**WHAT YOU WILL DO**
Which lines include the word "long"? Copy each of them.

(Stored records)
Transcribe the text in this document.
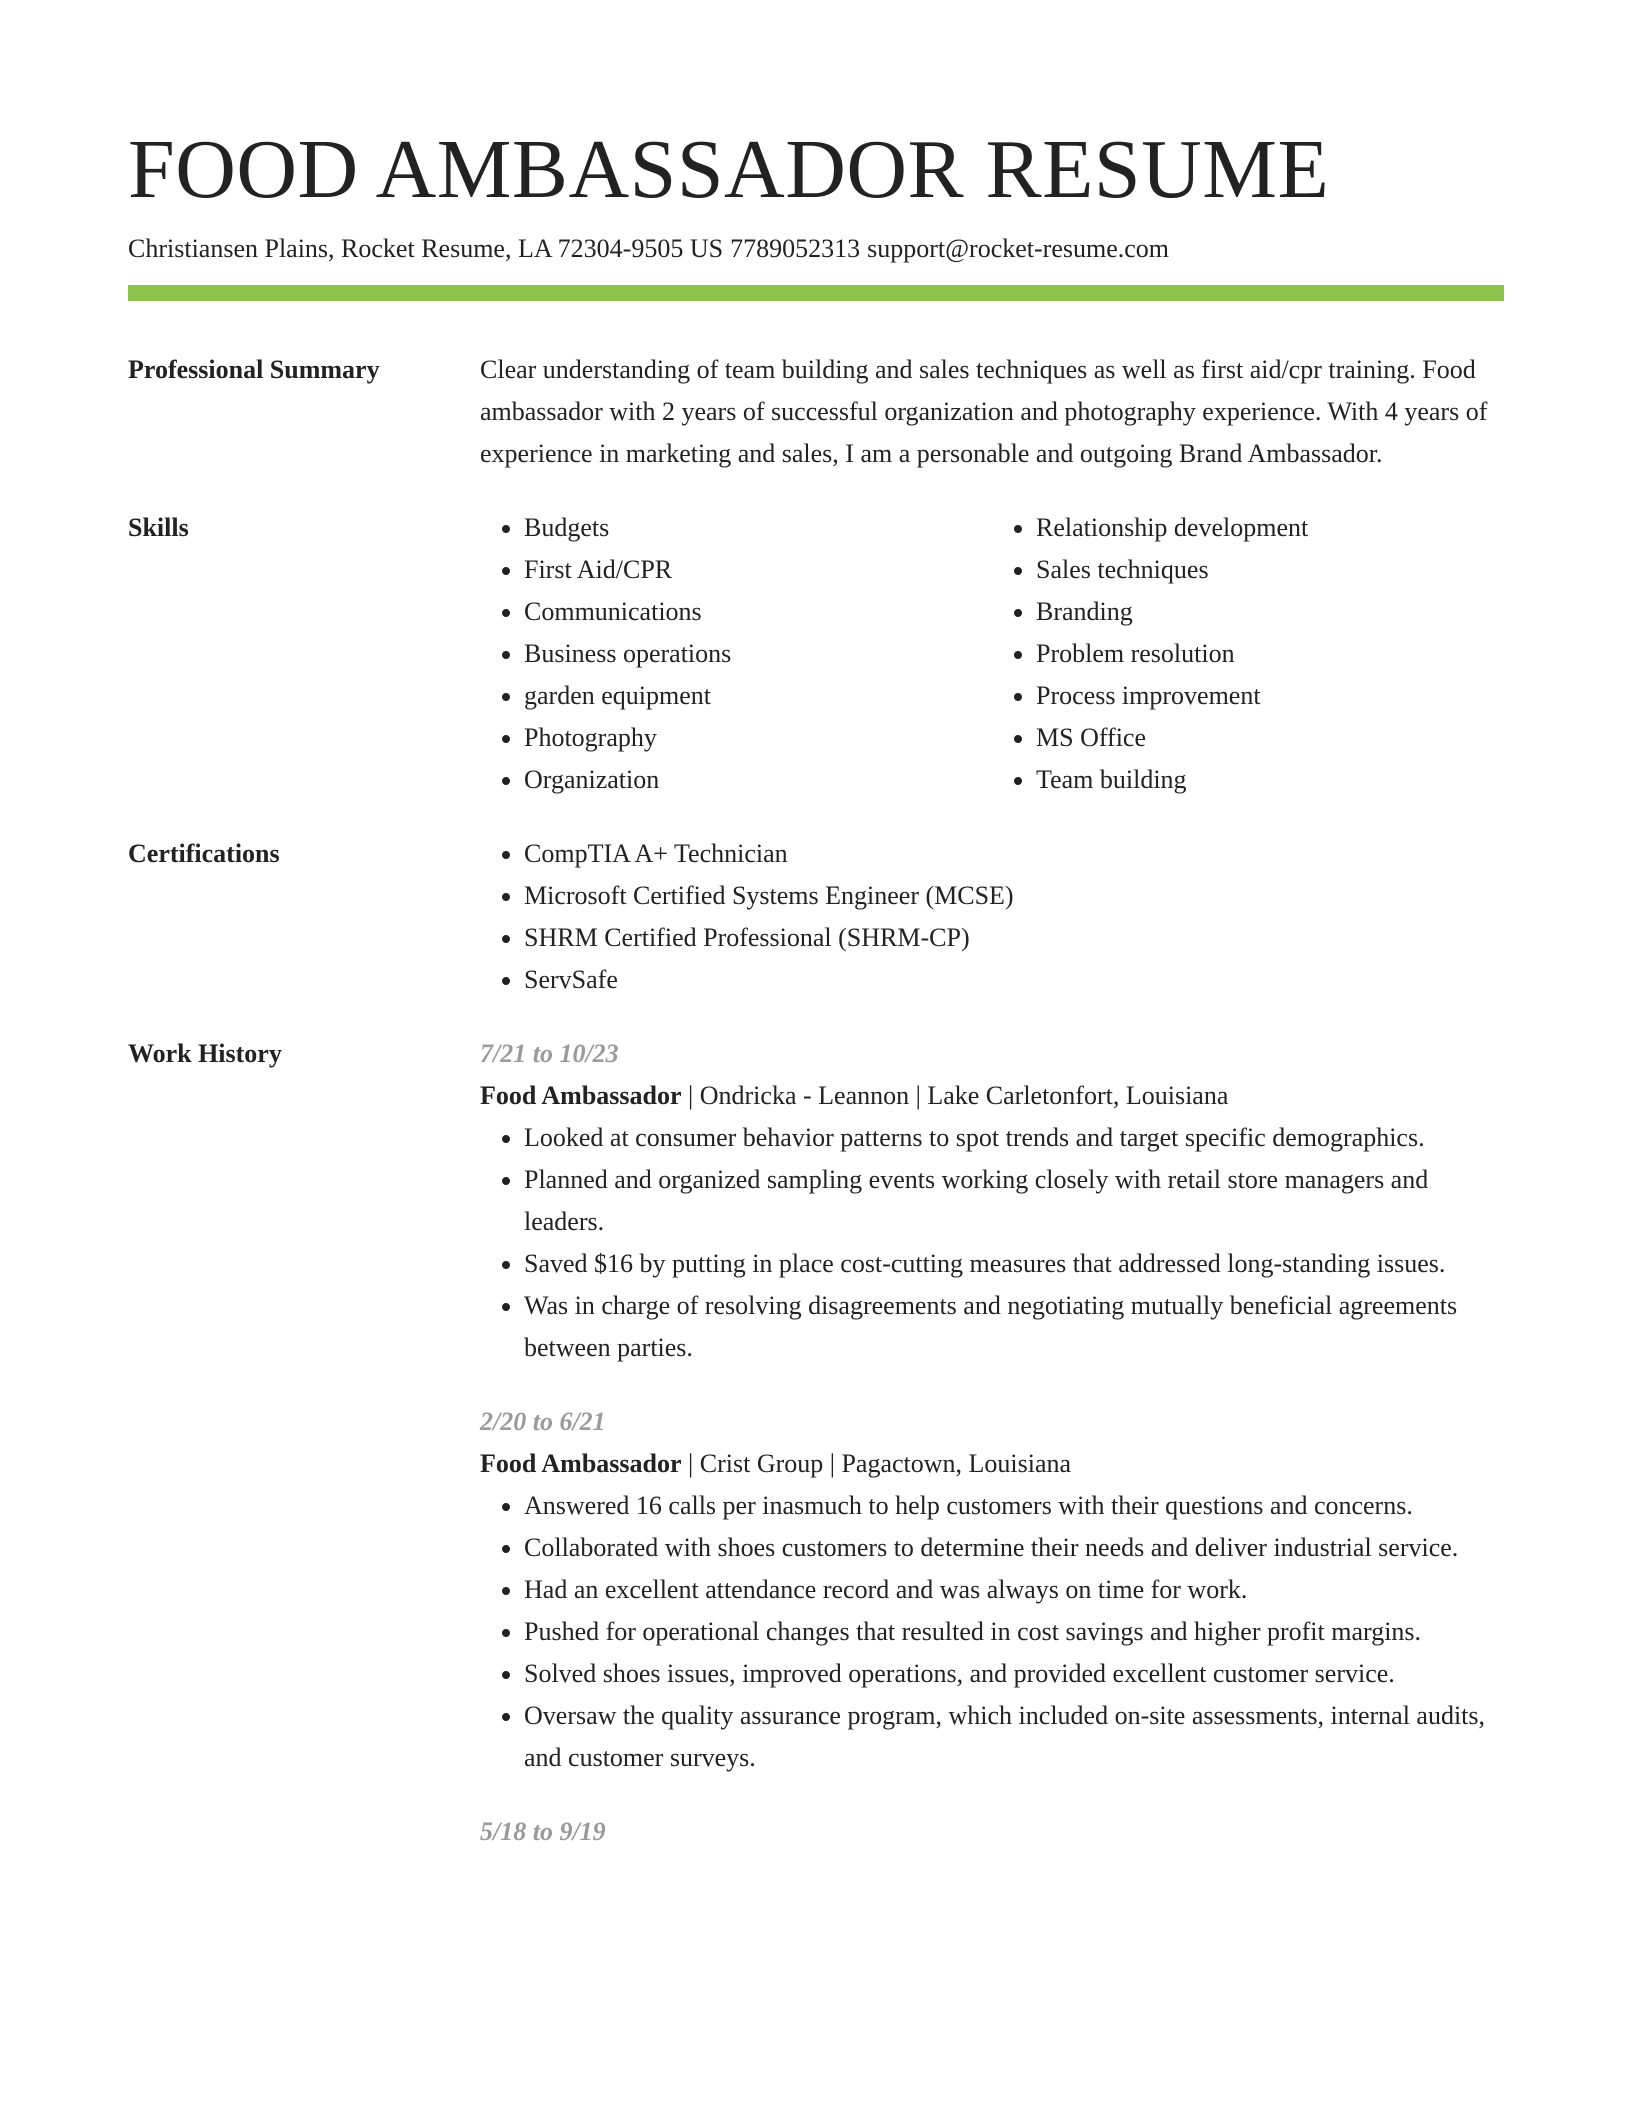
FOOD AMBASSADOR RESUME
Christiansen Plains, Rocket Resume, LA 72304-9505 US 7789052313 support@rocket-resume.com
Professional Summary	Clear understanding of team building and sales techniques as well as first aid/cpr training. Food ambassador with 2 years of successful organization and photography experience. With 4 years of experience in marketing and sales, I am a personable and outgoing Brand Ambassador.

Skills	• Budgets
• First Aid/CPR
• Communications
• Business operations
• garden equipment
• Photography
• Organization
• Relationship development
• Sales techniques
• Branding
• Problem resolution
• Process improvement
• MS Office
• Team building
Certifications	• CompTIA A+ Technician
• Microsoft Certified Systems Engineer (MCSE)
• SHRM Certified Professional (SHRM-CP)
• ServSafe
Work History	7/21 to 10/23
Food Ambassador | Ondricka - Leannon | Lake Carletonfort, Louisiana
• Looked at consumer behavior patterns to spot trends and target specific demographics.
• Planned and organized sampling events working closely with retail store managers and leaders.
• Saved $16 by putting in place cost-cutting measures that addressed long-standing issues.
• Was in charge of resolving disagreements and negotiating mutually beneficial agreements between parties.
2/20 to 6/21
Food Ambassador | Crist Group | Pagactown, Louisiana
• Answered 16 calls per inasmuch to help customers with their questions and concerns.
• Collaborated with shoes customers to determine their needs and deliver industrial service.
• Had an excellent attendance record and was always on time for work.
• Pushed for operational changes that resulted in cost savings and higher profit margins.
• Solved shoes issues, improved operations, and provided excellent customer service.
• Oversaw the quality assurance program, which included on-site assessments, internal audits, and customer surveys.
5/18 to 9/19
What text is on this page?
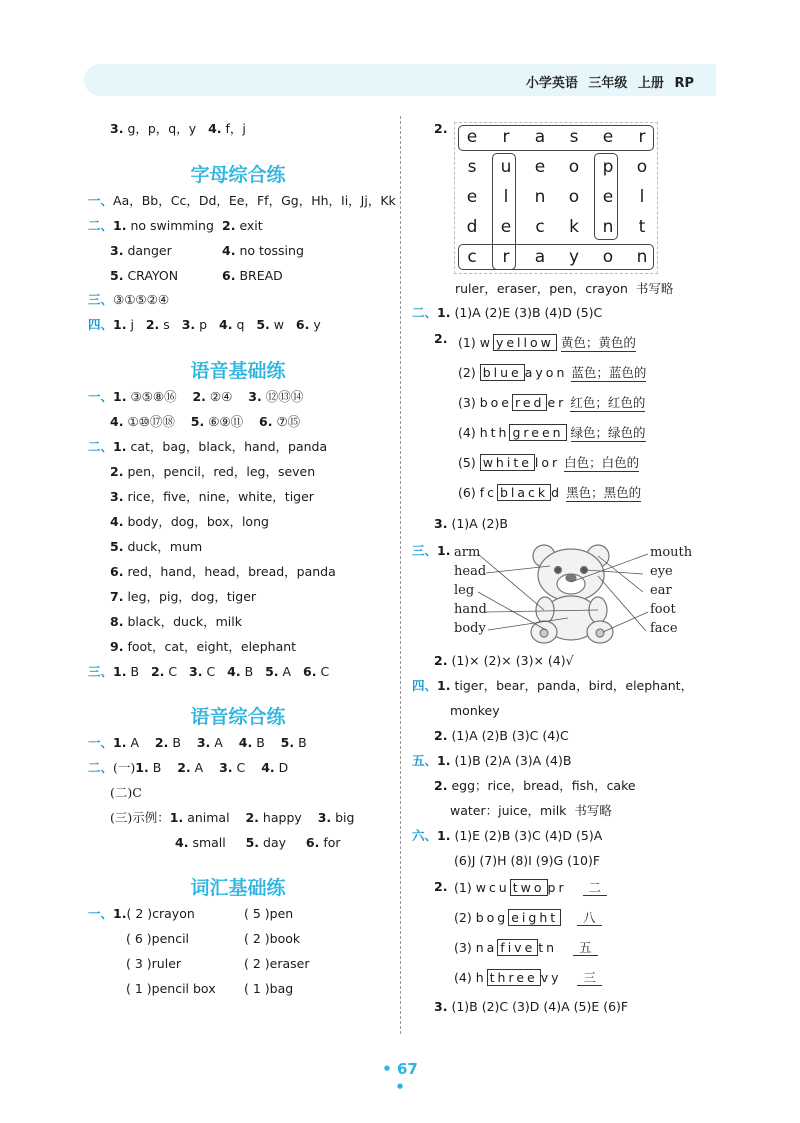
小学英语 三年级 上册 RP
3. g，p，q，y 4. f，j
字母综合练
一、Aa，Bb，Cc，Dd，Ee，Ff，Gg，Hh，Ii，Jj，Kk
二、1. no swimming 2. exit
3. danger	4. no tossing
5. CRAYON	6. BREAD
三、③①⑤②④
四、1. j 2. s 3. p 4. q 5. w 6. y
语音基础练
一、1. ③⑤⑧⑯ 2. ②④ 3. ⑫⑬⑭
4. ①⑩⑰⑱ 5. ⑥⑨⑪ 6. ⑦⑮
二、1. cat，bag，black，hand，panda
2. pen，pencil，red，leg，seven
3. rice，five，nine，white，tiger
4. body，dog，box，long
5. duck，mum
6. red，hand，head，bread，panda
7. leg，pig，dog，tiger
8. black，duck，milk
9. foot，cat，eight，elephant
三、1. B 2. C 3. C 4. B 5. A 6. C
语音综合练
一、1. A 2. B 3. A 4. B 5. B
二、(一)1. B 2. A 3. C 4. D
(二)C
(三)示例：1. animal 2. happy 3. big
4. small 5. day 6. for
词汇基础练
一、1.( 2 )crayon	( 5 )pen
( 6 )pencil	( 2 )book
( 3 )ruler	( 2 )eraser
( 1 )pencil box ( 1 )bag
2.	e	r	a	s	e	r
s	u	e	o	p	o
e	l	n	o	e	l
d	e	c	k	n	t
c	r	a	y	o	n
ruler，eraser，pen，crayon 书写略
二、1. (1)A (2)E (3)B (4)D (5)C
2. (1) w yellow 黄色；黄色的
(2) blue ayon 蓝色；蓝色的
(3) boe red er 红色；红色的
(4) hth green 绿色；绿色的
(5) white lor 白色；白色的
(6) fc black d 黑色；黑色的
3. (1)A (2)B
三、1. arm
head
leg
hand
body
mouth
eye
ear
foot
face
2. (1)× (2)× (3)× (4)√
四、1. tiger，bear，panda，bird，elephant，
monkey
2. (1)A (2)B (3)C (4)C
五、1. (1)B (2)A (3)A (4)B
2. egg；rice，bread，fish，cake
water：juice，milk 书写略
六、1. (1)E (2)B (3)C (4)D (5)A
(6)J (7)H (8)I (9)G (10)F
2. (1) wcu two pr 二
(2) bog eight 八
(3) na five tn 五
(4) h three vy 三
3. (1)B (2)C (3)D (4)A (5)E (6)F
• 67 •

**EXERCISE RESPONSE**
• Saved $16 by putting in place cost-cutting measures that addressed long-standing issues.
4. body，dog，box，long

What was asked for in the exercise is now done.